Image layout annotations:
|---|

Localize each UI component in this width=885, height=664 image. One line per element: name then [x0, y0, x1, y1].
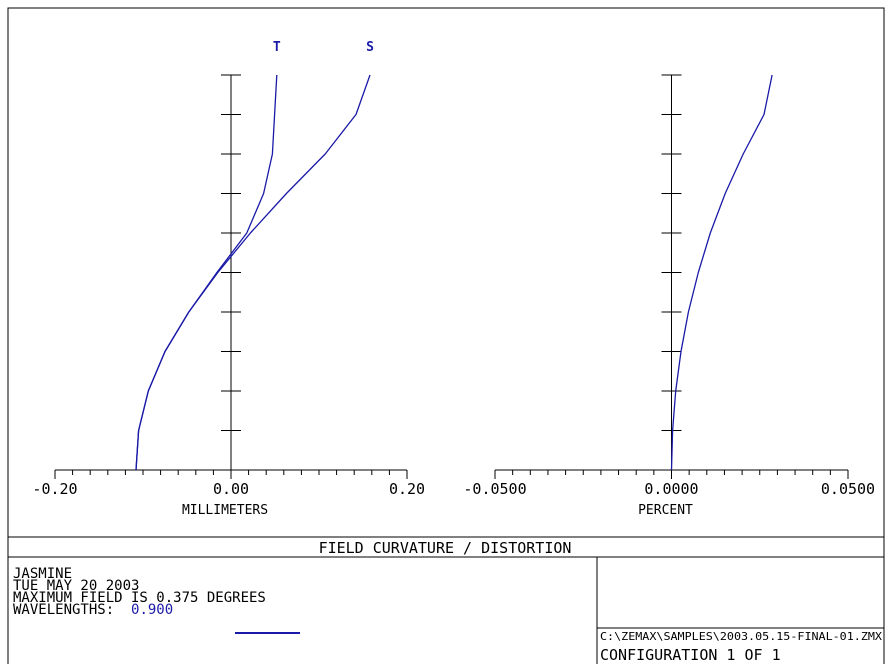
x-axis-label: MILLIMETERS: [182, 503, 268, 518]
wavelength-value: 0.900: [131, 602, 174, 618]
series-label-s: S: [366, 40, 374, 55]
x-axis-label: PERCENT: [638, 503, 693, 518]
x-tick-label: 0.20: [389, 480, 425, 498]
max-field-label: MAXIMUM FIELD IS 0.375 DEGREES: [13, 590, 266, 606]
series-line-s: [135, 74, 371, 471]
x-tick-label: 0.00: [213, 480, 249, 498]
wavelength-legend-line: [235, 632, 300, 634]
x-tick-label: -0.20: [32, 480, 77, 498]
x-tick-label: -0.0500: [463, 480, 526, 498]
series-line-t: [135, 74, 278, 471]
date-label: TUE MAY 20 2003: [13, 578, 140, 594]
configuration-label: CONFIGURATION 1 OF 1: [600, 646, 781, 664]
wavelengths-row: WAVELENGTHS: 0.900: [13, 602, 266, 618]
series-line-distortion: [670, 74, 773, 471]
figure-title: FIELD CURVATURE / DISTORTION: [319, 539, 572, 557]
distortion-chart: -0.0500 0.0000 0.0500 PERCENT: [463, 74, 875, 518]
footer-info: JASMINE TUE MAY 20 2003 MAXIMUM FIELD IS 0…: [13, 566, 266, 618]
x-tick-label: 0.0000: [644, 480, 698, 498]
field-curvature-chart: -0.20 0.00 0.20 MILLIMETERS T S: [32, 40, 425, 518]
lens-name: JASMINE: [13, 566, 73, 582]
series-label-t: T: [273, 40, 281, 55]
wavelengths-label: WAVELENGTHS:: [13, 602, 115, 618]
figure-frame: [7, 7, 885, 664]
file-path: C:\ZEMAX\SAMPLES\2003.05.15-FINAL-01.ZMX: [600, 631, 883, 643]
x-tick-label: 0.0500: [821, 480, 875, 498]
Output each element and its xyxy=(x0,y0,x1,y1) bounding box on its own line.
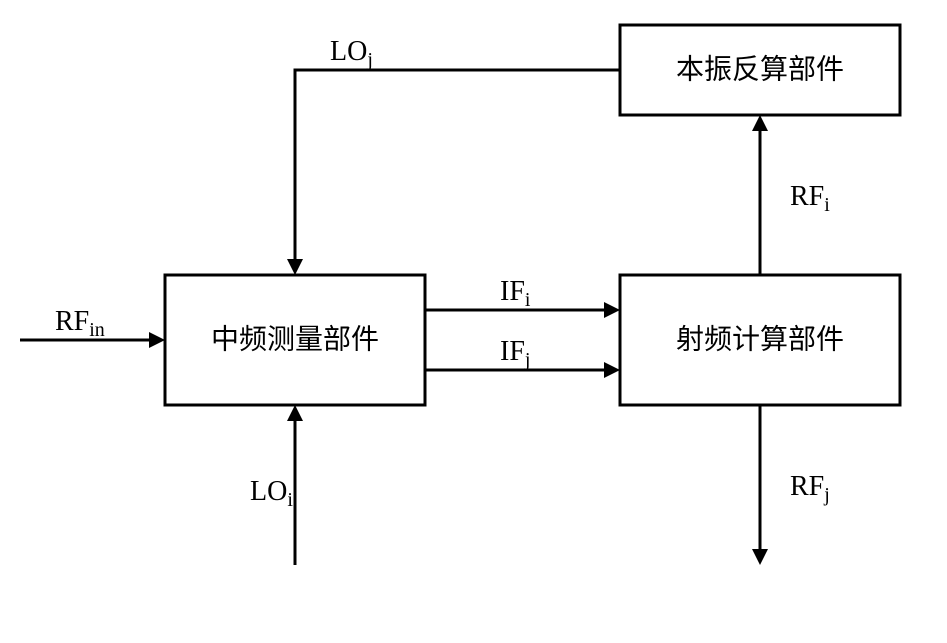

|---|

Reproduce all the rows above line for line, with no changes, and omit the pictures.

Localize each UI component in this width=885, height=664 image. One line per element: name then [x0, y0, x1, y1].
x-axis-label: MILLIMETERS: [182, 503, 268, 518]
wavelength-value: 0.900: [131, 602, 174, 618]
series-label-s: S: [366, 40, 374, 55]
x-axis-label: PERCENT: [638, 503, 693, 518]
x-tick-label: 0.20: [389, 480, 425, 498]
max-field-label: MAXIMUM FIELD IS 0.375 DEGREES: [13, 590, 266, 606]
series-line-s: [135, 74, 371, 471]
x-tick-label: 0.00: [213, 480, 249, 498]
wavelength-legend-line: [235, 632, 300, 634]
x-tick-label: -0.20: [32, 480, 77, 498]
x-tick-label: -0.0500: [463, 480, 526, 498]
series-line-t: [135, 74, 278, 471]
date-label: TUE MAY 20 2003: [13, 578, 140, 594]
configuration-label: CONFIGURATION 1 OF 1: [600, 646, 781, 664]
wavelengths-row: WAVELENGTHS: 0.900: [13, 602, 266, 618]
series-line-distortion: [670, 74, 773, 471]
figure-title: FIELD CURVATURE / DISTORTION: [319, 539, 572, 557]
distortion-chart: -0.0500 0.0000 0.0500 PERCENT: [463, 74, 875, 518]
footer-info: JASMINE TUE MAY 20 2003 MAXIMUM FIELD IS 0…: [13, 566, 266, 618]
x-tick-label: 0.0000: [644, 480, 698, 498]
field-curvature-chart: -0.20 0.00 0.20 MILLIMETERS T S: [32, 40, 425, 518]
lens-name: JASMINE: [13, 566, 73, 582]
series-label-t: T: [273, 40, 281, 55]
wavelengths-label: WAVELENGTHS:: [13, 602, 115, 618]
figure-frame: [7, 7, 885, 664]
file-path: C:\ZEMAX\SAMPLES\2003.05.15-FINAL-01.ZMX: [600, 631, 883, 643]
x-tick-label: 0.0500: [821, 480, 875, 498]
Output each element and its xyxy=(x0,y0,x1,y1) bounding box on its own line.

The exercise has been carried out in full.